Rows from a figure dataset
⟨

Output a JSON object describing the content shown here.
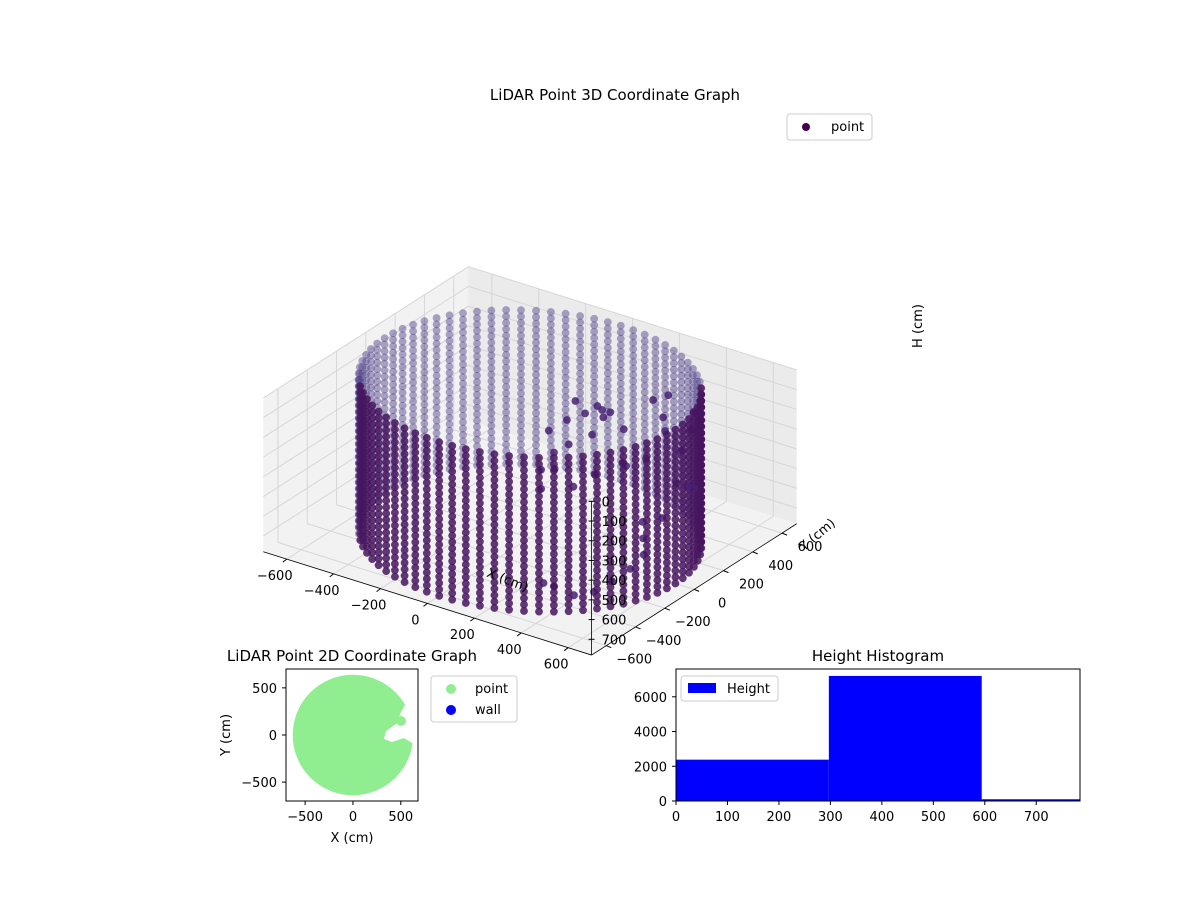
{
  "chart_data": [
    {
      "type": "scatter",
      "projection": "3d",
      "title": "LiDAR Point 3D Coordinate Graph",
      "xlabel": "X (cm)",
      "ylabel": "Y (cm)",
      "zlabel": "H (cm)",
      "xlim": [
        -700,
        700
      ],
      "ylim": [
        -700,
        700
      ],
      "zlim": [
        0,
        780
      ],
      "z_axis_inverted": true,
      "x_ticks": [
        -600,
        -400,
        -200,
        0,
        200,
        400,
        600
      ],
      "y_ticks": [
        -600,
        -400,
        -200,
        0,
        200,
        400,
        600
      ],
      "z_ticks": [
        0,
        100,
        200,
        300,
        400,
        500,
        600,
        700
      ],
      "grid": true,
      "legend": {
        "position": "top-right",
        "entries": [
          "point"
        ]
      },
      "series": [
        {
          "name": "point",
          "color": "#440154",
          "cylinder": {
            "center": [
              0,
              0
            ],
            "radius": 620,
            "h_range": [
              0,
              780
            ],
            "angular_points": 72,
            "height_levels": 24
          },
          "obstacle_points": [
            [
              100,
              150,
              120
            ],
            [
              150,
              220,
              160
            ],
            [
              180,
              260,
              200
            ],
            [
              120,
              300,
              230
            ],
            [
              60,
              280,
              260
            ],
            [
              200,
              180,
              180
            ],
            [
              250,
              240,
              250
            ],
            [
              140,
              200,
              300
            ],
            [
              90,
              120,
              330
            ],
            [
              300,
              360,
              140
            ],
            [
              340,
              400,
              120
            ],
            [
              380,
              300,
              170
            ],
            [
              420,
              250,
              200
            ],
            [
              460,
              380,
              150
            ],
            [
              500,
              300,
              190
            ],
            [
              520,
              200,
              240
            ],
            [
              420,
              120,
              280
            ],
            [
              360,
              80,
              320
            ],
            [
              300,
              150,
              360
            ],
            [
              240,
              60,
              400
            ],
            [
              200,
              120,
              440
            ],
            [
              160,
              40,
              480
            ],
            [
              480,
              0,
              520
            ],
            [
              520,
              -60,
              560
            ],
            [
              560,
              -120,
              600
            ],
            [
              540,
              -180,
              650
            ],
            [
              500,
              -240,
              700
            ],
            [
              460,
              -300,
              740
            ],
            [
              400,
              -340,
              760
            ],
            [
              340,
              -380,
              720
            ],
            [
              20,
              220,
              280
            ],
            [
              -20,
              160,
              320
            ],
            [
              40,
              100,
              380
            ],
            [
              80,
              40,
              420
            ],
            [
              10,
              60,
              460
            ],
            [
              60,
              -20,
              500
            ],
            [
              600,
              40,
              300
            ],
            [
              610,
              100,
              340
            ],
            [
              600,
              160,
              380
            ],
            [
              590,
              -40,
              440
            ],
            [
              570,
              220,
              420
            ],
            [
              320,
              -420,
              690
            ]
          ]
        }
      ]
    },
    {
      "type": "scatter",
      "title": "LiDAR Point 2D Coordinate Graph",
      "xlabel": "X (cm)",
      "ylabel": "Y (cm)",
      "xlim": [
        -700,
        680
      ],
      "ylim": [
        -700,
        700
      ],
      "x_ticks": [
        -500,
        0,
        500
      ],
      "y_ticks": [
        -500,
        0,
        500
      ],
      "legend": {
        "position": "outside right",
        "entries": [
          "point",
          "wall"
        ]
      },
      "series": [
        {
          "name": "point",
          "color": "#90ee90",
          "shape": {
            "center": [
              0,
              0
            ],
            "radius": 630
          }
        },
        {
          "name": "wall",
          "color": "#0000ff",
          "values": []
        }
      ]
    },
    {
      "type": "bar",
      "subtype": "histogram",
      "title": "Height Histogram",
      "xlim": [
        0,
        785
      ],
      "ylim": [
        0,
        7600
      ],
      "x_ticks": [
        0,
        100,
        200,
        300,
        400,
        500,
        600,
        700
      ],
      "y_ticks": [
        0,
        2000,
        4000,
        6000
      ],
      "legend": {
        "position": "top-left",
        "entries": [
          "Height"
        ]
      },
      "series": [
        {
          "name": "Height",
          "color": "#0000ff",
          "bins": [
            {
              "range": [
                0,
                297
              ],
              "value": 2380
            },
            {
              "range": [
                297,
                594
              ],
              "value": 7200
            },
            {
              "range": [
                594,
                891
              ],
              "value": 100
            }
          ]
        }
      ]
    }
  ]
}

⟩

• _Set task_
Which lines hold the word "title"? Return all of them from the records above.

• _Task result_
      "title": "LiDAR Point 3D Coordinate Graph",
      "title": "LiDAR Point 2D Coordinate Graph",
      "title": "Height Histogram",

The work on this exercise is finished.